------ Items
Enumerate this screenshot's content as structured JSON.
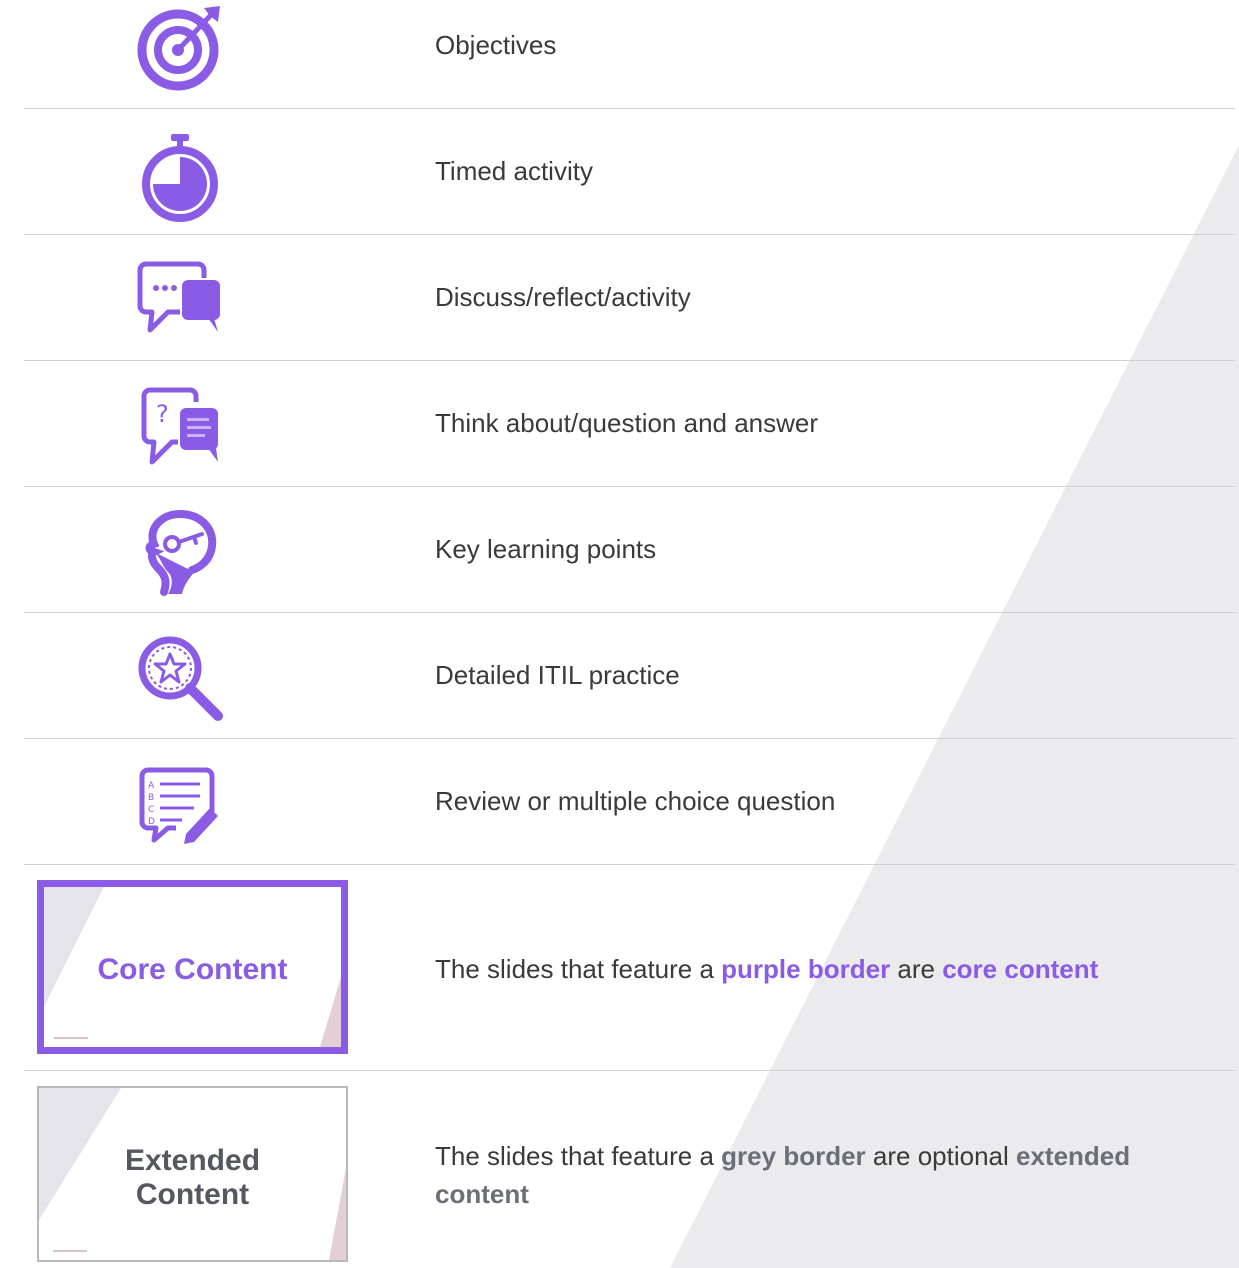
{
  "legend": {
    "items": [
      {
        "icon": "target-icon",
        "label": "Objectives"
      },
      {
        "icon": "stopwatch-icon",
        "label": "Timed activity"
      },
      {
        "icon": "chat-bubbles-icon",
        "label": "Discuss/reflect/activity"
      },
      {
        "icon": "question-bubbles-icon",
        "label": "Think about/question and answer"
      },
      {
        "icon": "head-key-icon",
        "label": "Key learning points"
      },
      {
        "icon": "magnifier-star-icon",
        "label": "Detailed ITIL practice"
      },
      {
        "icon": "checklist-bubble-icon",
        "label": "Review or multiple choice question"
      }
    ],
    "core": {
      "thumb_title": "Core Content",
      "text_1": "The slides that feature a ",
      "highlight_1": "purple border",
      "text_2": " are ",
      "highlight_2": "core content"
    },
    "extended": {
      "thumb_title_1": "Extended",
      "thumb_title_2": "Content",
      "text_1": "The slides that feature a ",
      "highlight_1": "grey border",
      "text_2": " are optional ",
      "highlight_2": "extended content"
    }
  },
  "colors": {
    "accent": "#8a5ce6",
    "grey_border": "#b8b8bc",
    "stripe": "#ebebee"
  }
}
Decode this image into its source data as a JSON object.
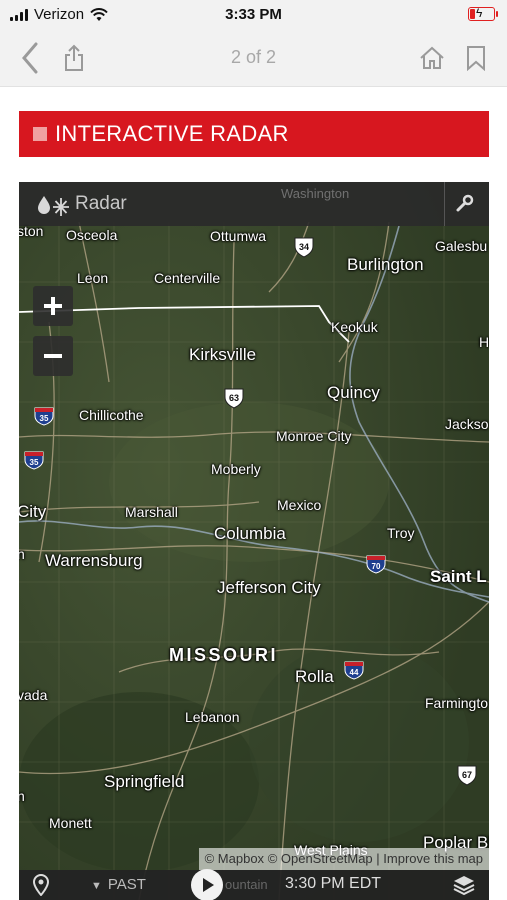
{
  "status_bar": {
    "carrier": "Verizon",
    "time": "3:33 PM"
  },
  "nav": {
    "page_indicator": "2 of 2"
  },
  "section": {
    "title": "INTERACTIVE RADAR"
  },
  "colors": {
    "brand_red": "#d7171f",
    "battery_red": "#e02020",
    "map_green": "#3b4a2e"
  },
  "map": {
    "layer_label": "Radar",
    "top_ghost_label": "Washington",
    "zoom_in_symbol": "+",
    "zoom_out_symbol": "−",
    "cities": {
      "ston": "ston",
      "osceola": "Osceola",
      "ottumwa": "Ottumwa",
      "galesburg": "Galesbu",
      "burlington": "Burlington",
      "leon": "Leon",
      "centerville": "Centerville",
      "keokuk": "Keokuk",
      "h": "H",
      "kirksville": "Kirksville",
      "quincy": "Quincy",
      "chillicothe": "Chillicothe",
      "jackson": "Jackso",
      "monroe_city": "Monroe City",
      "moberly": "Moberly",
      "mexico": "Mexico",
      "marshall": "Marshall",
      "city": "City",
      "columbia": "Columbia",
      "troy": "Troy",
      "warrensburg": "Warrensburg",
      "n1": "n",
      "saint_l": "Saint L",
      "jefferson_city": "Jefferson City",
      "missouri": "MISSOURI",
      "rolla": "Rolla",
      "vada": "vada",
      "farmington": "Farmingto",
      "lebanon": "Lebanon",
      "springfield": "Springfield",
      "n2": "n",
      "monett": "Monett",
      "west_plains": "West Plains",
      "poplar_bluff": "Poplar Bl"
    },
    "highways": {
      "i34": "34",
      "i63": "63",
      "i35a": "35",
      "i35b": "35",
      "i70": "70",
      "i44": "44",
      "i67": "67"
    },
    "attribution": {
      "mapbox": "© Mapbox",
      "osm": "© OpenStreetMap",
      "sep": "|",
      "improve": "Improve this map"
    },
    "bottom": {
      "past_label": "PAST",
      "time": "3:30 PM EDT",
      "ghost_label": "ountain"
    }
  }
}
------------
Your objective — Transcribe all the data word for word; the images stay out.

Solution below —
Enumerate this screenshot's content as structured JSON.
{
  "legend": {
    "items": [
      {
        "icon": "target-icon",
        "label": "Objectives"
      },
      {
        "icon": "stopwatch-icon",
        "label": "Timed activity"
      },
      {
        "icon": "chat-bubbles-icon",
        "label": "Discuss/reflect/activity"
      },
      {
        "icon": "question-bubbles-icon",
        "label": "Think about/question and answer"
      },
      {
        "icon": "head-key-icon",
        "label": "Key learning points"
      },
      {
        "icon": "magnifier-star-icon",
        "label": "Detailed ITIL practice"
      },
      {
        "icon": "checklist-bubble-icon",
        "label": "Review or multiple choice question"
      }
    ],
    "core": {
      "thumb_title": "Core Content",
      "text_1": "The slides that feature a ",
      "highlight_1": "purple border",
      "text_2": " are ",
      "highlight_2": "core content"
    },
    "extended": {
      "thumb_title_1": "Extended",
      "thumb_title_2": "Content",
      "text_1": "The slides that feature a ",
      "highlight_1": "grey border",
      "text_2": " are optional ",
      "highlight_2": "extended content"
    }
  },
  "colors": {
    "accent": "#8a5ce6",
    "grey_border": "#b8b8bc",
    "stripe": "#ebebee"
  }
}
Decode this image into its source data as a JSON object.
{
  "status_bar": {
    "carrier": "Verizon",
    "time": "3:33 PM"
  },
  "nav": {
    "page_indicator": "2 of 2"
  },
  "section": {
    "title": "INTERACTIVE RADAR"
  },
  "colors": {
    "brand_red": "#d7171f",
    "battery_red": "#e02020",
    "map_green": "#3b4a2e"
  },
  "map": {
    "layer_label": "Radar",
    "top_ghost_label": "Washington",
    "zoom_in_symbol": "+",
    "zoom_out_symbol": "−",
    "cities": {
      "ston": "ston",
      "osceola": "Osceola",
      "ottumwa": "Ottumwa",
      "galesburg": "Galesbu",
      "burlington": "Burlington",
      "leon": "Leon",
      "centerville": "Centerville",
      "keokuk": "Keokuk",
      "h": "H",
      "kirksville": "Kirksville",
      "quincy": "Quincy",
      "chillicothe": "Chillicothe",
      "jackson": "Jackso",
      "monroe_city": "Monroe City",
      "moberly": "Moberly",
      "mexico": "Mexico",
      "marshall": "Marshall",
      "city": "City",
      "columbia": "Columbia",
      "troy": "Troy",
      "warrensburg": "Warrensburg",
      "n1": "n",
      "saint_l": "Saint L",
      "jefferson_city": "Jefferson City",
      "missouri": "MISSOURI",
      "rolla": "Rolla",
      "vada": "vada",
      "farmington": "Farmingto",
      "lebanon": "Lebanon",
      "springfield": "Springfield",
      "n2": "n",
      "monett": "Monett",
      "west_plains": "West Plains",
      "poplar_bluff": "Poplar Bl"
    },
    "highways": {
      "i34": "34",
      "i63": "63",
      "i35a": "35",
      "i35b": "35",
      "i70": "70",
      "i44": "44",
      "i67": "67"
    },
    "attribution": {
      "mapbox": "© Mapbox",
      "osm": "© OpenStreetMap",
      "sep": "|",
      "improve": "Improve this map"
    },
    "bottom": {
      "past_label": "PAST",
      "time": "3:30 PM EDT",
      "ghost_label": "ountain"
    }
  }
}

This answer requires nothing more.